Select the lines that hold the word "критерию" and copy each one.

>> BEGIN Data in this exercise

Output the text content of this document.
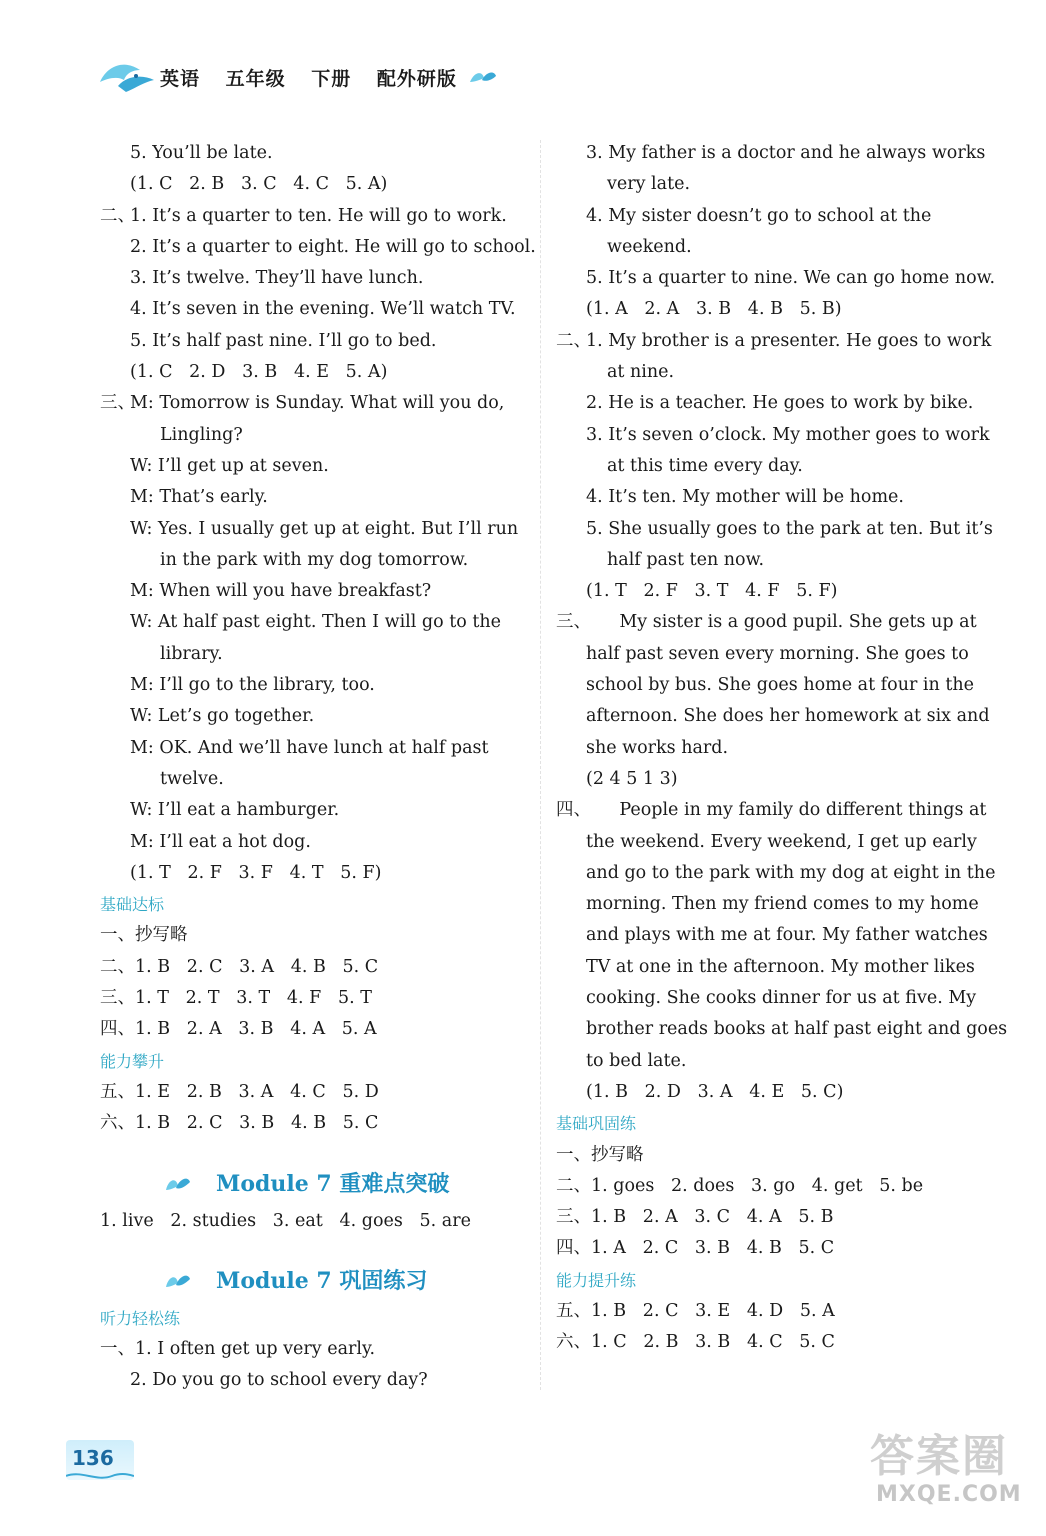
英语 五年级 下册 配外研版
5. You’ll be late.
(1. C   2. B   3. C   4. C   5. A)
二、
1. It’s a quarter to ten. He will go to work.
2. It’s a quarter to eight. He will go to school.
3. It’s twelve. They’ll have lunch.
4. It’s seven in the evening. We’ll watch TV.
5. It’s half past nine. I’ll go to bed.
(1. C   2. D   3. B   4. E   5. A)
三、
M: Tomorrow is Sunday. What will you do,
Lingling?
W: I’ll get up at seven.
M: That’s early.
W: Yes. I usually get up at eight. But I’ll run
in the park with my dog tomorrow.
M: When will you have breakfast?
W: At half past eight. Then I will go to the
library.
M: I’ll go to the library, too.
W: Let’s go together.
M: OK. And we’ll have lunch at half past
twelve.
W: I’ll eat a hamburger.
M: I’ll eat a hot dog.
(1. T   2. F   3. F   4. T   5. F)
基础达标
一、抄写略
二、1. B   2. C   3. A   4. B   5. C
三、1. T   2. T   3. T   4. F   5. T
四、1. B   2. A   3. B   4. A   5. A
能力攀升
五、1. E   2. B   3. A   4. C   5. D
六、1. B   2. C   3. B   4. B   5. C
Module 7 重难点突破
1. live   2. studies   3. eat   4. goes   5. are
Module 7 巩固练习
听力轻松练
一、1. I often get up very early.
2. Do you go to school every day?
3. My father is a doctor and he always works
very late.
4. My sister doesn’t go to school at the
weekend.
5. It’s a quarter to nine. We can go home now.
(1. A   2. A   3. B   4. B   5. B)
二、
1. My brother is a presenter. He goes to work
at nine.
2. He is a teacher. He goes to work by bike.
3. It’s seven o’clock. My mother goes to work
at this time every day.
4. It’s ten. My mother will be home.
5. She usually goes to the park at ten. But it’s
half past ten now.
(1. T   2. F   3. T   4. F   5. F)
三、
My sister is a good pupil. She gets up at
half past seven every morning. She goes to
school by bus. She goes home at four in the
afternoon. She does her homework at six and
she works hard.
(2 4 5 1 3)
四、
People in my family do different things at
the weekend. Every weekend, I get up early
and go to the park with my dog at eight in the
morning. Then my friend comes to my home
and plays with me at four. My father watches
TV at one in the afternoon. My mother likes
cooking. She cooks dinner for us at five. My
brother reads books at half past eight and goes
to bed late.
(1. B   2. D   3. A   4. E   5. C)
基础巩固练
一、抄写略
二、1. goes   2. does   3. go   4. get   5. be
三、1. B   2. A   3. C   4. A   5. B
四、1. A   2. C   3. B   4. B   5. C
能力提升练
五、1. B   2. C   3. E   4. D   5. A
六、1. C   2. B   3. B   4. C   5. C
136	答案圈
MXQE.COM
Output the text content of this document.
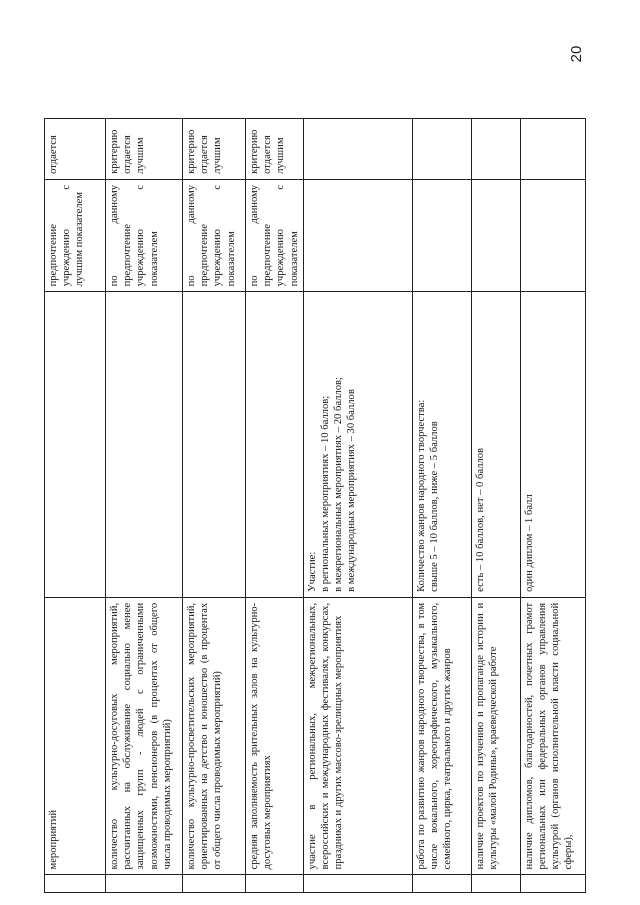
20
	мероприятий		предпочтение учреждению с лучшим показателем	отдается
	количество культурно-досуговых мероприятий, рассчитанных на обслуживание социально менее защищенных групп - людей с ограниченными возможностями, пенсионеров (в процентах от общего числа проводимых мероприятий)		по данному предпочтение учреждению с показателем	критерию отдается лучшим
	количество культурно-просветительских мероприятий, ориентированных на детство и юношество (в процентах от общего числа проводимых мероприятий)		по данному предпочтение учреждению с показателем	критерию отдается лучшим
	средняя заполняемость зрительных залов на культурно-досуговых мероприятиях		по данному предпочтение учреждению с показателем	критерию отдается лучшим
	участие в региональных, межрегиональных, всероссийских и международных фестивалях, конкурсах, праздниках и других массово-зрелищных мероприятиях	Участие: в региональных мероприятиях – 10 баллов; в межрегиональных мероприятиях – 20 баллов; в международных мероприятиях – 30 баллов		

	работа по развитию жанров народного творчества, в том числе вокального, хореографического, музыкального, семейного, цирка, театрального и других жанров	Количество жанров народного творчества: свыше 5 – 10 баллов, ниже – 5 баллов		

	наличие проектов по изучению и пропаганде истории и культуры «малой Родины», краеведческой работе	есть – 10 баллов, нет – 0 баллов		

	наличие дипломов, благодарностей, почетных грамот региональных или федеральных органов управления культурой (органов исполнительной власти социальной сферы),	один диплом – 1 балл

>> END Data in this exercise

— Exercise output —
	количество культурно-досуговых мероприятий, рассчитанных на обслуживание социально менее защищенных групп - людей с ограниченными возможностями, пенсионеров (в процентах от общего числа проводимых мероприятий)		по данному предпочтение учреждению с показателем	критерию отдается лучшим
	количество культурно-просветительских мероприятий, ориентированных на детство и юношество (в процентах от общего числа проводимых мероприятий)		по данному предпочтение учреждению с показателем	критерию отдается лучшим
	средняя заполняемость зрительных залов на культурно-досуговых мероприятиях		по данному предпочтение учреждению с показателем	критерию отдается лучшим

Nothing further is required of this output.